--- RAW RECORDS ---

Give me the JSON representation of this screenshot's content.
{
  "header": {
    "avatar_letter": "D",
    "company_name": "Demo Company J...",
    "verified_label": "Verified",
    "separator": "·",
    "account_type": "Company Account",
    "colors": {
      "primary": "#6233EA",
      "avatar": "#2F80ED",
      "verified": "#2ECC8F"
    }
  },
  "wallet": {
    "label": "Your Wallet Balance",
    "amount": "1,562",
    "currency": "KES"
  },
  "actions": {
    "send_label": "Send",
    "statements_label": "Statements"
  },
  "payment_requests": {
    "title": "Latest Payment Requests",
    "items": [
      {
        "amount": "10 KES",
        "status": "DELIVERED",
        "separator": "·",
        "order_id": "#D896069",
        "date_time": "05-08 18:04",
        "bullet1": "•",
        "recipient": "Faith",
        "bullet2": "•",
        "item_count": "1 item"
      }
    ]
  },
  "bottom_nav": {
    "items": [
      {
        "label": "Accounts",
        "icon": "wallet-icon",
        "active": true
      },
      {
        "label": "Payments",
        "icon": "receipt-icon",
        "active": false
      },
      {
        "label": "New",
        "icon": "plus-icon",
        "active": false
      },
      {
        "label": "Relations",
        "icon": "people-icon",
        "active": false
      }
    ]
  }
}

---

__WHAT IS BEING ASKED__
The full set of records should be duplicated exactly.

__FINISHED TASK__
Give me the JSON representation of this screenshot's content.
{
  "header": {
    "avatar_letter": "D",
    "company_name": "Demo Company J...",
    "verified_label": "Verified",
    "separator": "·",
    "account_type": "Company Account",
    "colors": {
      "primary": "#6233EA",
      "avatar": "#2F80ED",
      "verified": "#2ECC8F"
    }
  },
  "wallet": {
    "label": "Your Wallet Balance",
    "amount": "1,562",
    "currency": "KES"
  },
  "actions": {
    "send_label": "Send",
    "statements_label": "Statements"
  },
  "payment_requests": {
    "title": "Latest Payment Requests",
    "items": [
      {
        "amount": "10 KES",
        "status": "DELIVERED",
        "separator": "·",
        "order_id": "#D896069",
        "date_time": "05-08 18:04",
        "bullet1": "•",
        "recipient": "Faith",
        "bullet2": "•",
        "item_count": "1 item"
      }
    ]
  },
  "bottom_nav": {
    "items": [
      {
        "label": "Accounts",
        "icon": "wallet-icon",
        "active": true
      },
      {
        "label": "Payments",
        "icon": "receipt-icon",
        "active": false
      },
      {
        "label": "New",
        "icon": "plus-icon",
        "active": false
      },
      {
        "label": "Relations",
        "icon": "people-icon",
        "active": false
      }
    ]
  }
}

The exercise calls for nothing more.